- Job: Transcribe the whole listing below without changing a word, but leave out every image.

- Provided records:
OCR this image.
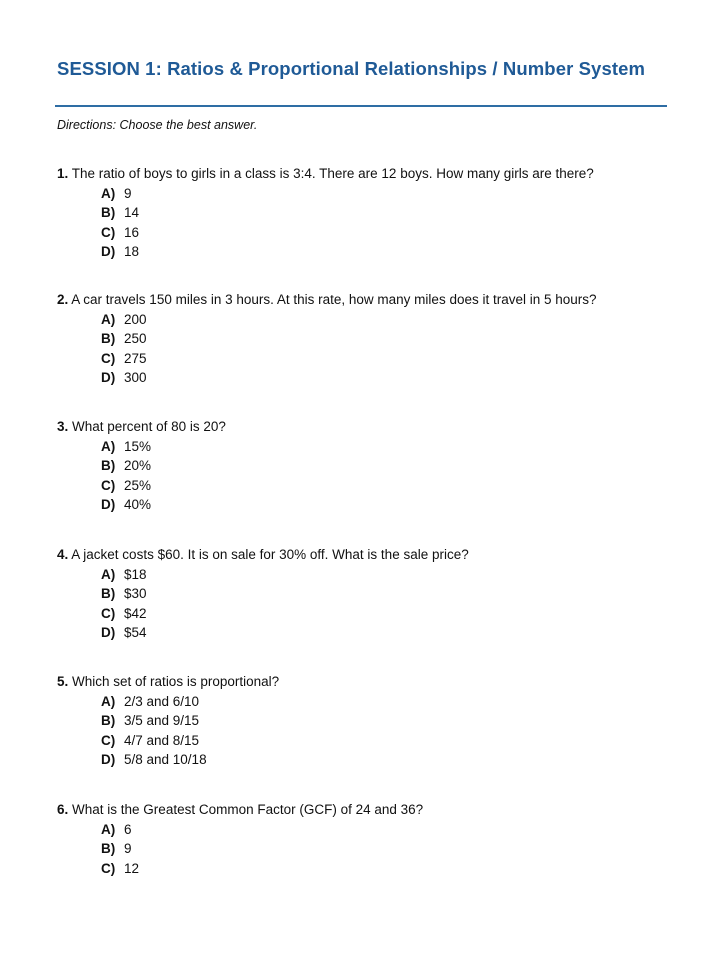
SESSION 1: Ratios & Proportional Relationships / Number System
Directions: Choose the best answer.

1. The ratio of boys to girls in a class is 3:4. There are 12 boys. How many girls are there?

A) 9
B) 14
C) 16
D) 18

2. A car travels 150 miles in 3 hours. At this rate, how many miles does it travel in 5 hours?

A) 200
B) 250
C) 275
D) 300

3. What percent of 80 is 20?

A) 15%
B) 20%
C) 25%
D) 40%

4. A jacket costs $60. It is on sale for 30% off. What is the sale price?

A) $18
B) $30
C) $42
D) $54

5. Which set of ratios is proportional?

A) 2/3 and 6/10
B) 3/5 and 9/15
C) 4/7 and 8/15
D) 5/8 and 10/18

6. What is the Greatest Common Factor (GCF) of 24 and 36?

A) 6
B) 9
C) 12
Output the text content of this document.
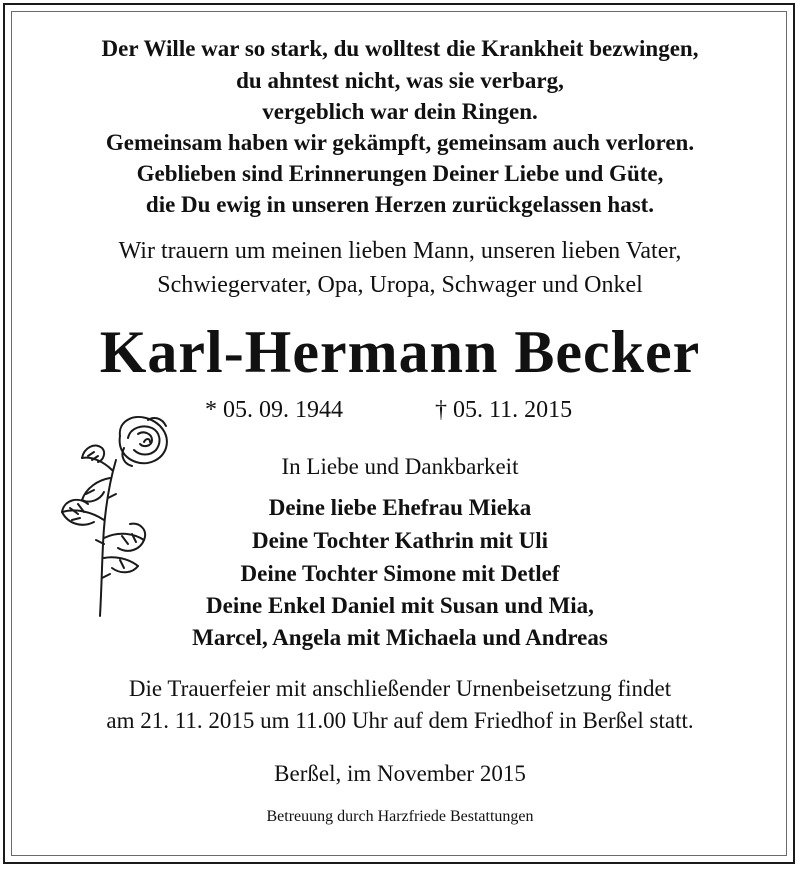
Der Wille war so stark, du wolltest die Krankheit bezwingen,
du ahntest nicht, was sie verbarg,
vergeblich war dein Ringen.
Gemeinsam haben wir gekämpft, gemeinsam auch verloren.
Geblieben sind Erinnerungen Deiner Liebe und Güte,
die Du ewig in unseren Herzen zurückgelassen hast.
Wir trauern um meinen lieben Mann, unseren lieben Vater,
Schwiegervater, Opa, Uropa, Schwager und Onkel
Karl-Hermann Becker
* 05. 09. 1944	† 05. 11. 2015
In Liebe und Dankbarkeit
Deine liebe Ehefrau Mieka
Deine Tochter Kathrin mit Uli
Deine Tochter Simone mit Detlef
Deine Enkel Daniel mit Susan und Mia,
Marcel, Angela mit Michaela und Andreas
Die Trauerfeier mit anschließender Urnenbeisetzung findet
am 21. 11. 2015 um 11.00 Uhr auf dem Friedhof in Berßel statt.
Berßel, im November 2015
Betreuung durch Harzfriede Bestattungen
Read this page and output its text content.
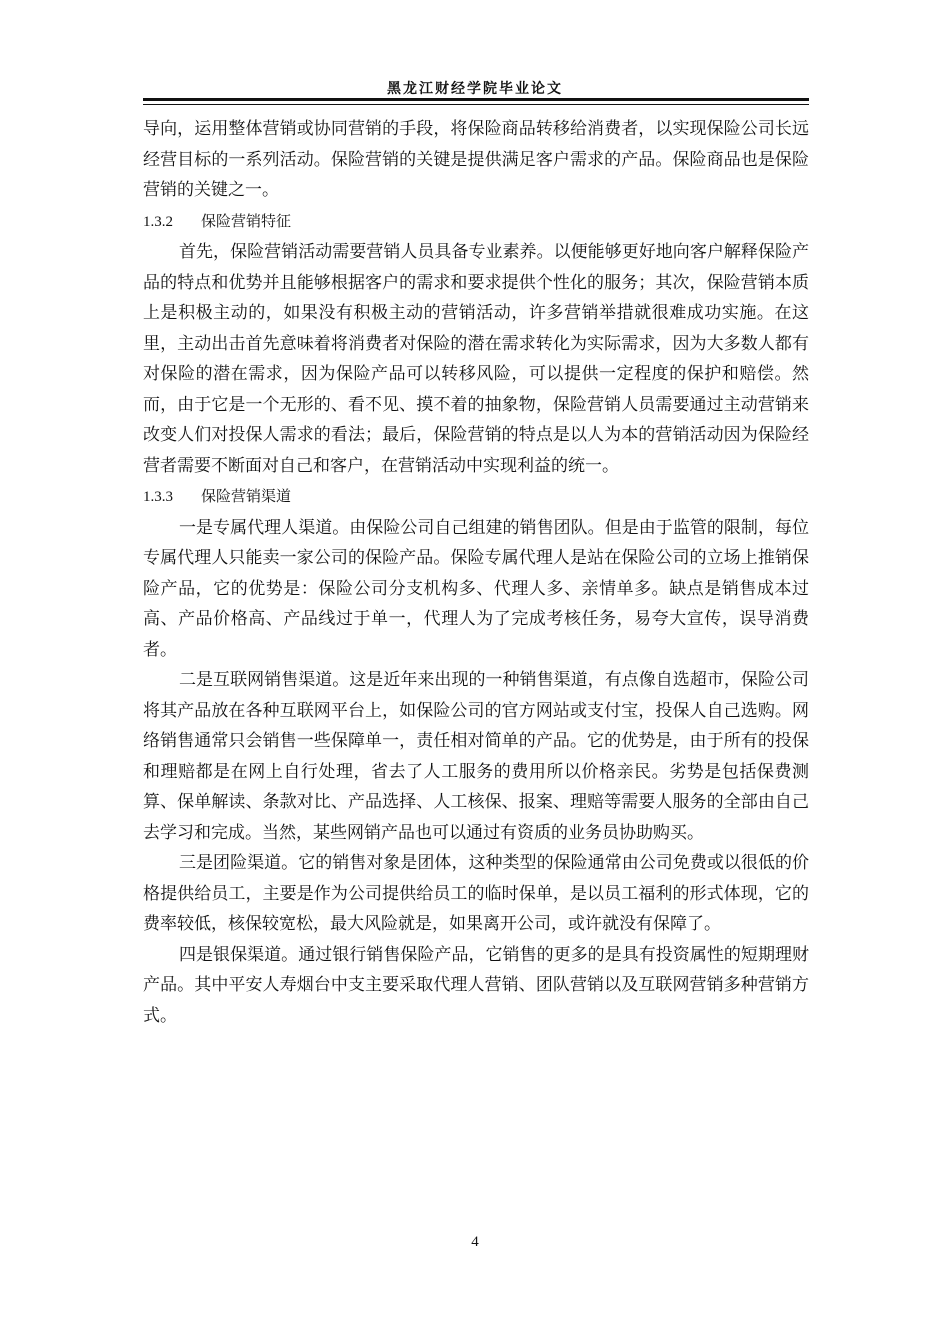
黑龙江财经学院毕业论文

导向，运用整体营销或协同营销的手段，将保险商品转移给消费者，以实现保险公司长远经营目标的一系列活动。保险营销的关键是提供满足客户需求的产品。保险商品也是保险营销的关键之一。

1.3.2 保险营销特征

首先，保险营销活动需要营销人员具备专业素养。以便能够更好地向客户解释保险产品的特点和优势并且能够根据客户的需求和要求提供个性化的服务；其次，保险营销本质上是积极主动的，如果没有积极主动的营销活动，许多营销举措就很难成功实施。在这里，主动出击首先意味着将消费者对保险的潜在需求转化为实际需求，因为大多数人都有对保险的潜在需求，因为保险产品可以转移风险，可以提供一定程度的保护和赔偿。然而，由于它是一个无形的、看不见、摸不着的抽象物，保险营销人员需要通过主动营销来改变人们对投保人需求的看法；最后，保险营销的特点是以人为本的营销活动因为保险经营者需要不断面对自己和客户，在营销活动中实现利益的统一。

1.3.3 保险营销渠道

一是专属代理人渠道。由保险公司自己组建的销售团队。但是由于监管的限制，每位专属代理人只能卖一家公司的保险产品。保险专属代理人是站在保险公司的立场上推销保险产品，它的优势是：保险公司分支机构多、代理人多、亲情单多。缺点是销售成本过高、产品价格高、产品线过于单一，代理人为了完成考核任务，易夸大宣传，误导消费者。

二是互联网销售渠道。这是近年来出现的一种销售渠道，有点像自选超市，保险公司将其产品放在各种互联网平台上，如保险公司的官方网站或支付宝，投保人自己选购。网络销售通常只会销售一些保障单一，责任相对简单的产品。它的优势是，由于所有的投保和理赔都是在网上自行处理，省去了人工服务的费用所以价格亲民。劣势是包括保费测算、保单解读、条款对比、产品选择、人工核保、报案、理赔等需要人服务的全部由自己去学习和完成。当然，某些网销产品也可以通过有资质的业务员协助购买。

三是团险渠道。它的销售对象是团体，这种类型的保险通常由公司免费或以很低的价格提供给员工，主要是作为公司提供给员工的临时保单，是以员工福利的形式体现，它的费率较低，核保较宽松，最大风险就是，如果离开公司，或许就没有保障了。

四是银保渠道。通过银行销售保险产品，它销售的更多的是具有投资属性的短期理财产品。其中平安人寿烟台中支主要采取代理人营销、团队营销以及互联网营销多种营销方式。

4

- Final result:
OCR this image.
SESSION 1: Ratios & Proportional Relationships / Number System
Directions: Choose the best answer.

1. The ratio of boys to girls in a class is 3:4. There are 12 boys. How many girls are there?

A) 9
B) 14
C) 16
D) 18

2. A car travels 150 miles in 3 hours. At this rate, how many miles does it travel in 5 hours?

A) 200
B) 250
C) 275
D) 300

3. What percent of 80 is 20?

A) 15%
B) 20%
C) 25%
D) 40%

4. A jacket costs $60. It is on sale for 30% off. What is the sale price?

A) $18
B) $30
C) $42
D) $54

5. Which set of ratios is proportional?

A) 2/3 and 6/10
B) 3/5 and 9/15
C) 4/7 and 8/15
D) 5/8 and 10/18

6. What is the Greatest Common Factor (GCF) of 24 and 36?

A) 6
B) 9
C) 12
Output the text content of this document.
Der Wille war so stark, du wolltest die Krankheit bezwingen,
du ahntest nicht, was sie verbarg,
vergeblich war dein Ringen.
Gemeinsam haben wir gekämpft, gemeinsam auch verloren.
Geblieben sind Erinnerungen Deiner Liebe und Güte,
die Du ewig in unseren Herzen zurückgelassen hast.
Wir trauern um meinen lieben Mann, unseren lieben Vater,
Schwiegervater, Opa, Uropa, Schwager und Onkel
Karl-Hermann Becker
* 05. 09. 1944	† 05. 11. 2015
In Liebe und Dankbarkeit
Deine liebe Ehefrau Mieka
Deine Tochter Kathrin mit Uli
Deine Tochter Simone mit Detlef
Deine Enkel Daniel mit Susan und Mia,
Marcel, Angela mit Michaela und Andreas
Die Trauerfeier mit anschließender Urnenbeisetzung findet
am 21. 11. 2015 um 11.00 Uhr auf dem Friedhof in Berßel statt.
Berßel, im November 2015
Betreuung durch Harzfriede Bestattungen
Read this page and output its text content.
黑龙江财经学院毕业论文

导向，运用整体营销或协同营销的手段，将保险商品转移给消费者，以实现保险公司长远经营目标的一系列活动。保险营销的关键是提供满足客户需求的产品。保险商品也是保险营销的关键之一。

1.3.2 保险营销特征

首先，保险营销活动需要营销人员具备专业素养。以便能够更好地向客户解释保险产品的特点和优势并且能够根据客户的需求和要求提供个性化的服务；其次，保险营销本质上是积极主动的，如果没有积极主动的营销活动，许多营销举措就很难成功实施。在这里，主动出击首先意味着将消费者对保险的潜在需求转化为实际需求，因为大多数人都有对保险的潜在需求，因为保险产品可以转移风险，可以提供一定程度的保护和赔偿。然而，由于它是一个无形的、看不见、摸不着的抽象物，保险营销人员需要通过主动营销来改变人们对投保人需求的看法；最后，保险营销的特点是以人为本的营销活动因为保险经营者需要不断面对自己和客户，在营销活动中实现利益的统一。

1.3.3 保险营销渠道

一是专属代理人渠道。由保险公司自己组建的销售团队。但是由于监管的限制，每位专属代理人只能卖一家公司的保险产品。保险专属代理人是站在保险公司的立场上推销保险产品，它的优势是：保险公司分支机构多、代理人多、亲情单多。缺点是销售成本过高、产品价格高、产品线过于单一，代理人为了完成考核任务，易夸大宣传，误导消费者。

二是互联网销售渠道。这是近年来出现的一种销售渠道，有点像自选超市，保险公司将其产品放在各种互联网平台上，如保险公司的官方网站或支付宝，投保人自己选购。网络销售通常只会销售一些保障单一，责任相对简单的产品。它的优势是，由于所有的投保和理赔都是在网上自行处理，省去了人工服务的费用所以价格亲民。劣势是包括保费测算、保单解读、条款对比、产品选择、人工核保、报案、理赔等需要人服务的全部由自己去学习和完成。当然，某些网销产品也可以通过有资质的业务员协助购买。

三是团险渠道。它的销售对象是团体，这种类型的保险通常由公司免费或以很低的价格提供给员工，主要是作为公司提供给员工的临时保单，是以员工福利的形式体现，它的费率较低，核保较宽松，最大风险就是，如果离开公司，或许就没有保障了。

四是银保渠道。通过银行销售保险产品，它销售的更多的是具有投资属性的短期理财产品。其中平安人寿烟台中支主要采取代理人营销、团队营销以及互联网营销多种营销方式。

4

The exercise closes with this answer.